EXERCISE DESCRIPTION: Single out the lines that include the word "Companion". Copy them.

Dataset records
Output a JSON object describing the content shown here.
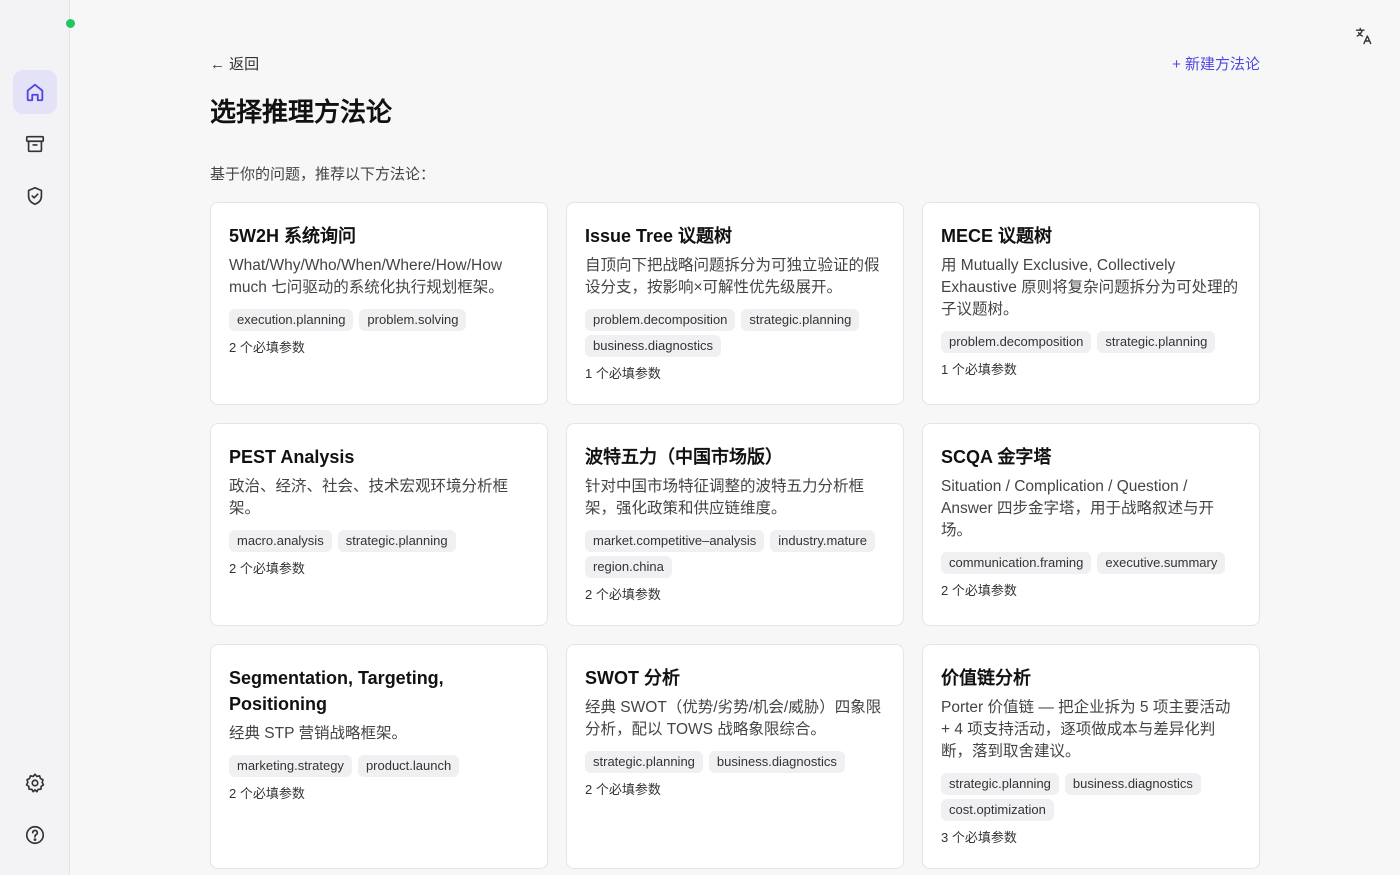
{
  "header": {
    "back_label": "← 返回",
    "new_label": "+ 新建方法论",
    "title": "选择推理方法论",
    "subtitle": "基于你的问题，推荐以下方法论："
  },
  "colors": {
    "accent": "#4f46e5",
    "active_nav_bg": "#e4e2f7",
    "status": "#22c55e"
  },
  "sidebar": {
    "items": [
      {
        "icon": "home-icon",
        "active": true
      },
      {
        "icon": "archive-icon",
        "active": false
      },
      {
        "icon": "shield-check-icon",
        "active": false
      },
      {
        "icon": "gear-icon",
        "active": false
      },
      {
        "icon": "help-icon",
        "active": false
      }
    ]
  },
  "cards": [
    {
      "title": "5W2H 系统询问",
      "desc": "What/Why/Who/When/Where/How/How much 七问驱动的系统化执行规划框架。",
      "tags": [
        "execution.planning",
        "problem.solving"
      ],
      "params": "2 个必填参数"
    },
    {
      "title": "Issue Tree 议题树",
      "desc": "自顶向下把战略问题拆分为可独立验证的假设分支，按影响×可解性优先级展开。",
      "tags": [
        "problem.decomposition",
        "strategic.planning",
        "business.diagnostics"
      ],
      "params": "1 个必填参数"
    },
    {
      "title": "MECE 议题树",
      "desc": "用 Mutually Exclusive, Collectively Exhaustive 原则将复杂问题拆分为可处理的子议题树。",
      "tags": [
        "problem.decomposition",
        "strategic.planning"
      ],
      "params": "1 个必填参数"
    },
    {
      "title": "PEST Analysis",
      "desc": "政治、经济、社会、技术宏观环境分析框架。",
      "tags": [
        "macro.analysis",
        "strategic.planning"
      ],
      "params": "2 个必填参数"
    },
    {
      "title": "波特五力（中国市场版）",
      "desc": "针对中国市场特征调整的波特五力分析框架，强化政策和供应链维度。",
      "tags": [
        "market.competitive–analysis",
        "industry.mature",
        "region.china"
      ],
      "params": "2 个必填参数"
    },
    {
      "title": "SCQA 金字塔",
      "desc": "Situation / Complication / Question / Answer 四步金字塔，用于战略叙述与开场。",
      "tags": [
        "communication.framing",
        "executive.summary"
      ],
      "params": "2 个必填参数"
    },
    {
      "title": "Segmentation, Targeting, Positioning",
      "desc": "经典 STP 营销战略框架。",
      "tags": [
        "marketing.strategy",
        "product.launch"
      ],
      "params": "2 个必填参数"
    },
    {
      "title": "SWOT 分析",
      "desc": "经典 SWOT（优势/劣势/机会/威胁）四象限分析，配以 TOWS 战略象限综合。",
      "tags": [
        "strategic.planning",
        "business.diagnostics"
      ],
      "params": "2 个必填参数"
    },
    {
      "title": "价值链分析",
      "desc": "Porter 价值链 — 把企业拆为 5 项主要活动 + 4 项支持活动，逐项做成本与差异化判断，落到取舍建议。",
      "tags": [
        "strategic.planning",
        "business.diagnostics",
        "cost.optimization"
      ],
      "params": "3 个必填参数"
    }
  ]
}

--

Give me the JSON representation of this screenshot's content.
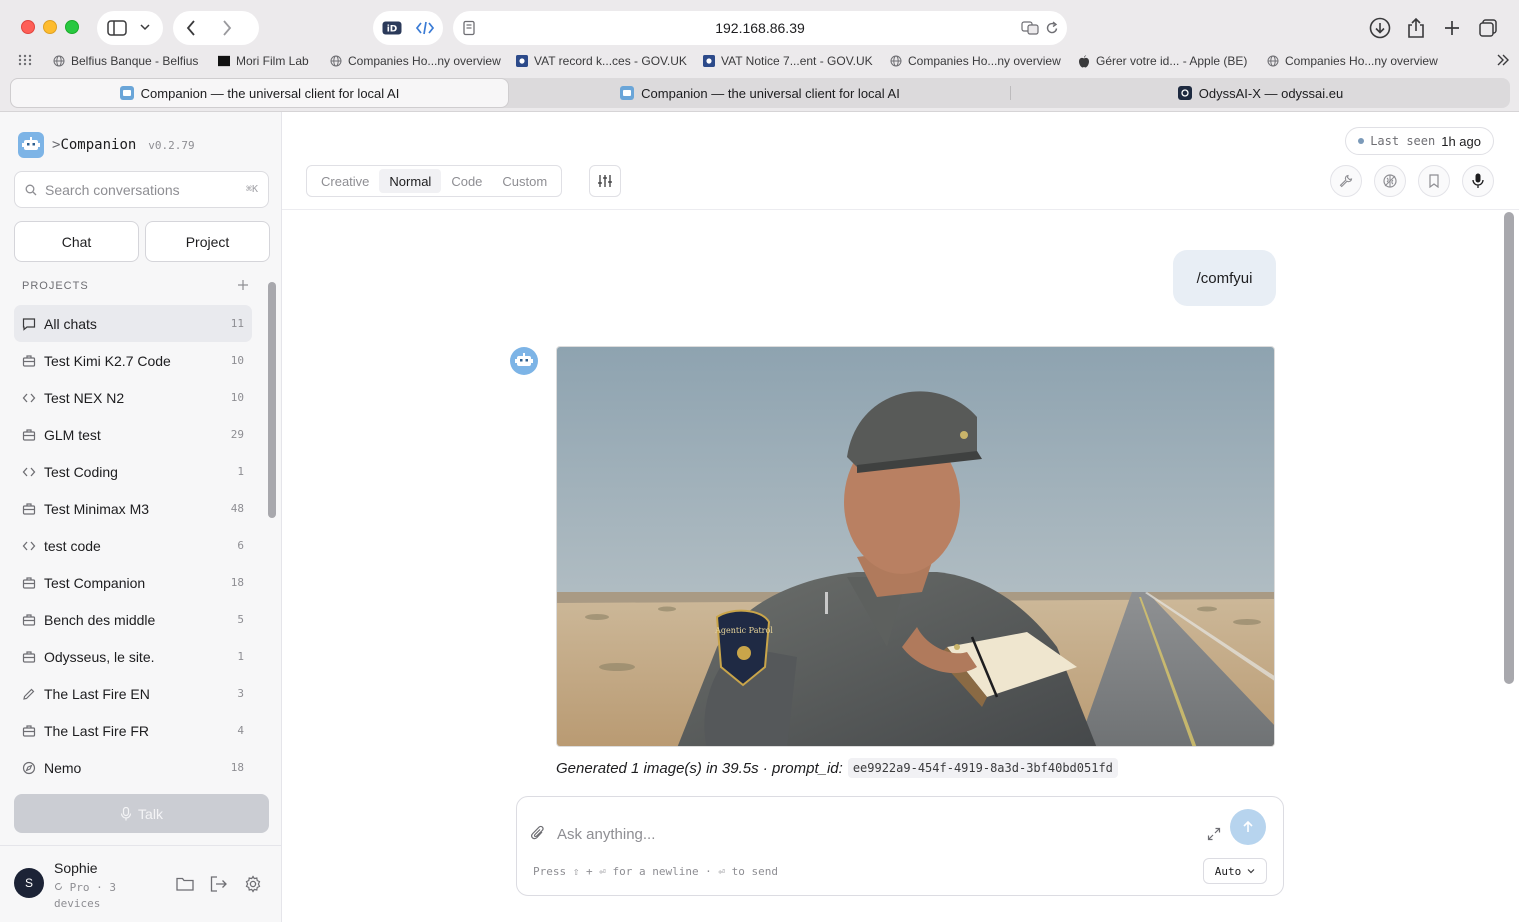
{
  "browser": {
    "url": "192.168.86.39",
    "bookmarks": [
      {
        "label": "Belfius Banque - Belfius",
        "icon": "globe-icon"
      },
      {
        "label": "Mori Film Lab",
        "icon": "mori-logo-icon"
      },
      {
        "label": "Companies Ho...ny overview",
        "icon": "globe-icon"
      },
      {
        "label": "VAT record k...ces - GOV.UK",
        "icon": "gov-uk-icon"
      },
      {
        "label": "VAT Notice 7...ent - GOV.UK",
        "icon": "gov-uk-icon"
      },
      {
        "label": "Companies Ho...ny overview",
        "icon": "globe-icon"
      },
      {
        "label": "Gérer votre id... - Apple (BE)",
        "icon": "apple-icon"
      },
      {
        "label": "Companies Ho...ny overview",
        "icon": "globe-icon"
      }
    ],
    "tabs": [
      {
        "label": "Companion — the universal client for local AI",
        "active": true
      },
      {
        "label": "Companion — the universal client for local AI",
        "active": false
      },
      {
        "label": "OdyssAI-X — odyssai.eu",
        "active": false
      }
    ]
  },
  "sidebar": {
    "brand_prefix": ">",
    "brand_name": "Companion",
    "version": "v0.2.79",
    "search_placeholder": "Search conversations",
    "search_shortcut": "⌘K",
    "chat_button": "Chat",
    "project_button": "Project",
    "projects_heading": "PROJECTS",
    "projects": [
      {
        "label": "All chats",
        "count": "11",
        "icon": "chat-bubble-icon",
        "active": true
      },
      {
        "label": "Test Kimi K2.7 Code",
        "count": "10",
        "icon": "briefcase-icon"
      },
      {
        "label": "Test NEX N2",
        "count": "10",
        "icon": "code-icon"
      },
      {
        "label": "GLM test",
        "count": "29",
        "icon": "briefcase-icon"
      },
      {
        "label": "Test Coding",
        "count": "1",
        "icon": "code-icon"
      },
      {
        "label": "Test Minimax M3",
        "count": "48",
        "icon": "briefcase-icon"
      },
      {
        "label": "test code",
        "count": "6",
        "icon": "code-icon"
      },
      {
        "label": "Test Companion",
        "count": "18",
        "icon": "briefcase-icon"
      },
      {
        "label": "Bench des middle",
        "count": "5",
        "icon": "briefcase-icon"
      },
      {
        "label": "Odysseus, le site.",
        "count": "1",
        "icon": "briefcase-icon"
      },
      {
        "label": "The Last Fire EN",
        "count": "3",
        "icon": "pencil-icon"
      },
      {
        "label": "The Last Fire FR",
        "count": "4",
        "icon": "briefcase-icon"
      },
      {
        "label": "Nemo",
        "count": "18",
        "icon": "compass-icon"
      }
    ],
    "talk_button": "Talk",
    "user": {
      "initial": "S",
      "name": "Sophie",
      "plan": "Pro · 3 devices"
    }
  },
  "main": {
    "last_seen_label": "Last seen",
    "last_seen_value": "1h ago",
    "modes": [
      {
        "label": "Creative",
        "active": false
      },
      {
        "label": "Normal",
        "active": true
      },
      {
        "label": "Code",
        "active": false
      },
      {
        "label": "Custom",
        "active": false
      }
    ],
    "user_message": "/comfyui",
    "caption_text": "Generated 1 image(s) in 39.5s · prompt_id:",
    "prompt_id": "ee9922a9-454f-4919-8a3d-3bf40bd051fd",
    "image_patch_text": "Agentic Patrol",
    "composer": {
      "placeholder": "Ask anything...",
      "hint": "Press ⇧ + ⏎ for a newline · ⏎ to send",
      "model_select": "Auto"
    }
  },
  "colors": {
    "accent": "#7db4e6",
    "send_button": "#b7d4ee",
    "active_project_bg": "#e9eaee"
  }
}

==

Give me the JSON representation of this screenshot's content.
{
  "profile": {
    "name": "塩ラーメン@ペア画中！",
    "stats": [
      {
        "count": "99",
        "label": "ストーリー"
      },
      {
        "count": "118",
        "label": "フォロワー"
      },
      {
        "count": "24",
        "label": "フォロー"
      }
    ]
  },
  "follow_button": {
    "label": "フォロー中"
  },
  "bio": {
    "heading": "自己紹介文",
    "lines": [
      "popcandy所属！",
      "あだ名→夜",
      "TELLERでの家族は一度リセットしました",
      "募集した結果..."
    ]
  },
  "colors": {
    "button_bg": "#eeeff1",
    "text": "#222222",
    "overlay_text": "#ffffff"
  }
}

CORRECT RESULT:
        "label": "Companion — the universal client for local AI",
        "label": "Companion — the universal client for local AI",
    "brand_name": "Companion",
        "label": "Test Companion",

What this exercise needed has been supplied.